* [PROBLEM A]:
From the passage below on the NPF Tower management agreement, copy word for word the span that begins at the words "As these three" and stops after the words "of the agreement.".
* [PROBLEM B]:
Using the passage below on the NPF Tower management agreement, answer these questions:
(i) On what date did the NPF board appoint the directors of the Tower Ltd?
(ii) What minimum commission amount does the agreement provide for in the early days?
(iii) For how long a term would PMFNRE be entitled to its full commission under the termination clause?
* [PROBLEM C]:
Name every director of the Tower Ltd listed in the passage below on the NPF Tower management agreement.

* [SOURCE PASSAGE]:
Management agreement for the NPF Tower

The agreement was between PMFNRE as agent and the Tower Ltd as owner. The directors of the Tower Ltd, appointed by the NPF board on February 8, 1999, were Henry Fabila (chairman), Jimmy Maladina and and Herman Leahy (also secretary) although NPF was sole shareholder, its approval was not legally required for the terms of the management agreement, which was signed by Mr Leahy and Mr Fabila.

As these three persons were all involved in schemes to defraud the NPF at the time, it is not surprising that the terms of the management agreement were very generous to PMFNRE at the expense, of course, of the members of the fund. This generosity was built in by:

(a) Providing a 5 per cent commission, not only on rent paid, but also on rent plus the tenants outgoings paid;

(b) Providing for a minimum commission in the early days, when the occupancy rate would still be low, of K199,999.92 or 5 per cent of gross rentals, whichever was the greater; and

(c) The termination clause provided that PMFNRE would be entitled to its full commission for the whole of the three-year term unless the agent had breached a fundamental term of the agreement.

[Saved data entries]
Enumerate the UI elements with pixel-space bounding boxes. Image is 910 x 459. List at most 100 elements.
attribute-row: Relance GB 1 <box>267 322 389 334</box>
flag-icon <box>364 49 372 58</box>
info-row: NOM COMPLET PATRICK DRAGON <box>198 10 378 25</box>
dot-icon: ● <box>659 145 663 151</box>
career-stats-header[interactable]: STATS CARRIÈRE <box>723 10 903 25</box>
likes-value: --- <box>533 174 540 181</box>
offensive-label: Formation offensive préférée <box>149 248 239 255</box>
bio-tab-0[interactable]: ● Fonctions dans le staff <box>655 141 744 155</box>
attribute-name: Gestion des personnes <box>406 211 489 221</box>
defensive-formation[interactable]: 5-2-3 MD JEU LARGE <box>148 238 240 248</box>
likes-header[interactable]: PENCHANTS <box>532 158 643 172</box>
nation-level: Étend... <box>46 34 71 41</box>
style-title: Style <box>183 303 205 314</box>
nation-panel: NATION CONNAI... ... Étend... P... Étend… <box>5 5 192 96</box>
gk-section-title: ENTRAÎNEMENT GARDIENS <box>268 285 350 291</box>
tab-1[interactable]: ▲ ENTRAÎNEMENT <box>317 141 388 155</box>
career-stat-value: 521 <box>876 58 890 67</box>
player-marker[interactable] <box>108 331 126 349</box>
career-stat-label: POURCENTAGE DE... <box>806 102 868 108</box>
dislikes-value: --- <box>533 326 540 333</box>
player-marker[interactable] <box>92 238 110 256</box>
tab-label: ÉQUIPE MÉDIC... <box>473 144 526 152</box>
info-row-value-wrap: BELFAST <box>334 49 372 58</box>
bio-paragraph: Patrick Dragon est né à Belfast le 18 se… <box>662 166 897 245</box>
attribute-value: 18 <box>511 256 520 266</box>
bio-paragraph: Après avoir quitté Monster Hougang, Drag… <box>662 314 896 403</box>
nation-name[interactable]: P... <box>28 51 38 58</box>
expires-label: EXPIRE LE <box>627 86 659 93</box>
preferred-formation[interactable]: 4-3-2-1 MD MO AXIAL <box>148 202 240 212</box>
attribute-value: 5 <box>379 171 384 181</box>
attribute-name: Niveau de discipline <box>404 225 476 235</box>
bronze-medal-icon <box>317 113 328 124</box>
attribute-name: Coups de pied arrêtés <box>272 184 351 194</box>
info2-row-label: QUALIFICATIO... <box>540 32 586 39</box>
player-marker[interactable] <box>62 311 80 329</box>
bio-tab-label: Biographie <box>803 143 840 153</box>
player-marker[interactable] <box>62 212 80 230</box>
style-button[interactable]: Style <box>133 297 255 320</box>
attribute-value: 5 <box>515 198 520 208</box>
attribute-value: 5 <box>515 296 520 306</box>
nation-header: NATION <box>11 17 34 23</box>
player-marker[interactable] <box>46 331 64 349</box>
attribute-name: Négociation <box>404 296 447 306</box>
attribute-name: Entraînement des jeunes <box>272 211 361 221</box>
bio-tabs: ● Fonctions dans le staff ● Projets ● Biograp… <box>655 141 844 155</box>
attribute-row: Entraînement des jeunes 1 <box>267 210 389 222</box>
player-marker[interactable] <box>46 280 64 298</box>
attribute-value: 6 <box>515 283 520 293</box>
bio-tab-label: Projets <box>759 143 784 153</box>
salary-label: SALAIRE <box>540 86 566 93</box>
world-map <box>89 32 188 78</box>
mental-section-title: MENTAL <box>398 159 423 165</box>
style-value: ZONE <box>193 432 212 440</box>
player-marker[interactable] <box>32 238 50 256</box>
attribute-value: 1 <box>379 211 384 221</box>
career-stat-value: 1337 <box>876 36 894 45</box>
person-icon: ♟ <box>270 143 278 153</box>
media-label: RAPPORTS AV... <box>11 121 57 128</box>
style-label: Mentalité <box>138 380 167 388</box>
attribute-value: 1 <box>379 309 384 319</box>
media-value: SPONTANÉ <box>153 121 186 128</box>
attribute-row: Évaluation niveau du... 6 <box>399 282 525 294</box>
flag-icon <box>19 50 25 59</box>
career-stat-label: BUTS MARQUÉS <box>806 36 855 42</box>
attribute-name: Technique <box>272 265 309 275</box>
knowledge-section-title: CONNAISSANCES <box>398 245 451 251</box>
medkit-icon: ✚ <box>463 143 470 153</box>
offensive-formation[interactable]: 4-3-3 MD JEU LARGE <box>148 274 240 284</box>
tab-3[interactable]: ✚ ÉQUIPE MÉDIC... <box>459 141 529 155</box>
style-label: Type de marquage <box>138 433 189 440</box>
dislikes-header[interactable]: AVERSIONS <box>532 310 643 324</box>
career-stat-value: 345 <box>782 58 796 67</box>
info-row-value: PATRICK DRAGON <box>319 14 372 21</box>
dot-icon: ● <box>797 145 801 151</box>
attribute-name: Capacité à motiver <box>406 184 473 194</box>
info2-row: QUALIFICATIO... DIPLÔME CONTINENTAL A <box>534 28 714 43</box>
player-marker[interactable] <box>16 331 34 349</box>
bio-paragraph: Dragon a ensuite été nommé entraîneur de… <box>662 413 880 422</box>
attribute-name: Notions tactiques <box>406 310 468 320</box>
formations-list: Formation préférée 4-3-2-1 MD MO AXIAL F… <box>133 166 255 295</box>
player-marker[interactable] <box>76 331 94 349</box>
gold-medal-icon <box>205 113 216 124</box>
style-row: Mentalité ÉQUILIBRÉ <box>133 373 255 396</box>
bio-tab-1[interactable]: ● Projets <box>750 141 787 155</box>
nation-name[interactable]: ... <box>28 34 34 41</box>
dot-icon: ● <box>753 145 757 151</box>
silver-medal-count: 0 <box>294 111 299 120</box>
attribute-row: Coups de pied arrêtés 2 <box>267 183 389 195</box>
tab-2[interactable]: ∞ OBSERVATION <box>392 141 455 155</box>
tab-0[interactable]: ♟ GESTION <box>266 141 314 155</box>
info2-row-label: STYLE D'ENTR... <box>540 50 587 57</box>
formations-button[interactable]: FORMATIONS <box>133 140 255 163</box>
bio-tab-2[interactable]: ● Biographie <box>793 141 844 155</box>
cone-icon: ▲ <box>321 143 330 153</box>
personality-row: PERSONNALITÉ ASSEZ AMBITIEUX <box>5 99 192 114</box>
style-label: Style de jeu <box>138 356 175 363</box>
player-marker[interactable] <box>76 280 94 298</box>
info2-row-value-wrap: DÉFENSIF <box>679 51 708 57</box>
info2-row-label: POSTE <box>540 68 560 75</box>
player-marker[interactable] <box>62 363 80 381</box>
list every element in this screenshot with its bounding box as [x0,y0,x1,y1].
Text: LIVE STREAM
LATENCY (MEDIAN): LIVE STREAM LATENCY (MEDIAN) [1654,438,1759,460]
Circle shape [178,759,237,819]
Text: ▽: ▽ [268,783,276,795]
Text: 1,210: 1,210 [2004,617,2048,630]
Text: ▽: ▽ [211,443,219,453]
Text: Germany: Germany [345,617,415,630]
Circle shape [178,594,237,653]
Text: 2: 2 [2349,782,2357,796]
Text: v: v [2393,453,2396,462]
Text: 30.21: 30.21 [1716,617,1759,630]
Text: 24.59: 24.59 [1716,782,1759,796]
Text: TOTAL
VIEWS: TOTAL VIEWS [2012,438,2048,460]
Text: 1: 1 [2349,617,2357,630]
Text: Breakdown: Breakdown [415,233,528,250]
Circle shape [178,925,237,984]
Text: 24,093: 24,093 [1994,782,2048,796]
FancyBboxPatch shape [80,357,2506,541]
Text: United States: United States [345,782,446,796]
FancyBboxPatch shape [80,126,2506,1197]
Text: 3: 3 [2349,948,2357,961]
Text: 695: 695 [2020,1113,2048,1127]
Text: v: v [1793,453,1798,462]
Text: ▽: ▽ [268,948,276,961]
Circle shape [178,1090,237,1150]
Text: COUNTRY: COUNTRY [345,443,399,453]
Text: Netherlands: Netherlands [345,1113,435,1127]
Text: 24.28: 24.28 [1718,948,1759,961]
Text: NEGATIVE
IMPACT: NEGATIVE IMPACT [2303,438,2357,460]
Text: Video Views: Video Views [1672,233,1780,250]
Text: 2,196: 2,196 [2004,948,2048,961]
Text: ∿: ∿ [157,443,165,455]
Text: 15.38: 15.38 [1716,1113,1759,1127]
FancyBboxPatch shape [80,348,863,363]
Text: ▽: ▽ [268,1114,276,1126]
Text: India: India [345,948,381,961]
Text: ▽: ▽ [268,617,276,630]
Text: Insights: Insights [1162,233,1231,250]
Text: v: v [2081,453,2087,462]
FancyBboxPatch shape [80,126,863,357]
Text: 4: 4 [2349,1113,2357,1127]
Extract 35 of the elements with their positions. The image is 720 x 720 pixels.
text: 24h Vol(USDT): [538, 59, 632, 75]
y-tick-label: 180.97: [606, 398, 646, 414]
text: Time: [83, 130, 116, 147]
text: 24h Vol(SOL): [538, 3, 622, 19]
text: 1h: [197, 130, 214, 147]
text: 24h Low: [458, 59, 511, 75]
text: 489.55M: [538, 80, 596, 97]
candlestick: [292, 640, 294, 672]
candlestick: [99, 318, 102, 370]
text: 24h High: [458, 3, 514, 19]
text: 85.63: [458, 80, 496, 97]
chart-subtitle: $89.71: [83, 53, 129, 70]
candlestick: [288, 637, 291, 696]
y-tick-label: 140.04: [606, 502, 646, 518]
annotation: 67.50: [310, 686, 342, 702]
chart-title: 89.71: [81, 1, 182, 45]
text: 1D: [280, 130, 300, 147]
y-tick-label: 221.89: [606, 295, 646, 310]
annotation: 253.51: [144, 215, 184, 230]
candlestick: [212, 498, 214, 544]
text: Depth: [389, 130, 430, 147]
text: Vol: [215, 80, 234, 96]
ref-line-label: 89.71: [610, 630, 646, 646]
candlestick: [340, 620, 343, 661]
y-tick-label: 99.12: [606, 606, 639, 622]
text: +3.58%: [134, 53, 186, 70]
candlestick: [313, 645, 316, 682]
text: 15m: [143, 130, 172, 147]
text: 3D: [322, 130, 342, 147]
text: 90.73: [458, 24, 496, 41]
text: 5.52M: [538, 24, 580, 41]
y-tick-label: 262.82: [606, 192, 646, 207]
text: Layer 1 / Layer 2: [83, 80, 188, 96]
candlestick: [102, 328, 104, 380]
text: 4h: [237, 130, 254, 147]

* [OUTPUT A]:
As these three persons were all involved in schemes to defraud the NPF at the time, it is not surprising that the terms of the management agreement were very generous to PMFNRE at the expense, of course, of the members of the fund. This generosity was built in by:

(a) Providing a 5 per cent commission, not only on rent paid, but also on rent plus the tenants outgoings paid;

(b) Providing for a minimum commission in the early days, when the occupancy rate would still be low, of K199,999.92 or 5 per cent of gross rentals, whichever was the greater; and

(c) The termination clause provided that PMFNRE would be entitled to its full commission for the whole of the three-year term unless the agent had breached a fundamental term of the agreement.

* [OUTPUT B]:
(i) February 8, 1999
(ii) K199,999.92 or 5 per cent of gross rentals, whichever was the greater
(iii) The whole of the three-year term

* [OUTPUT C]:
Henry Fabila (chairman)
Jimmy Maladina
Herman Leahy (also secretary)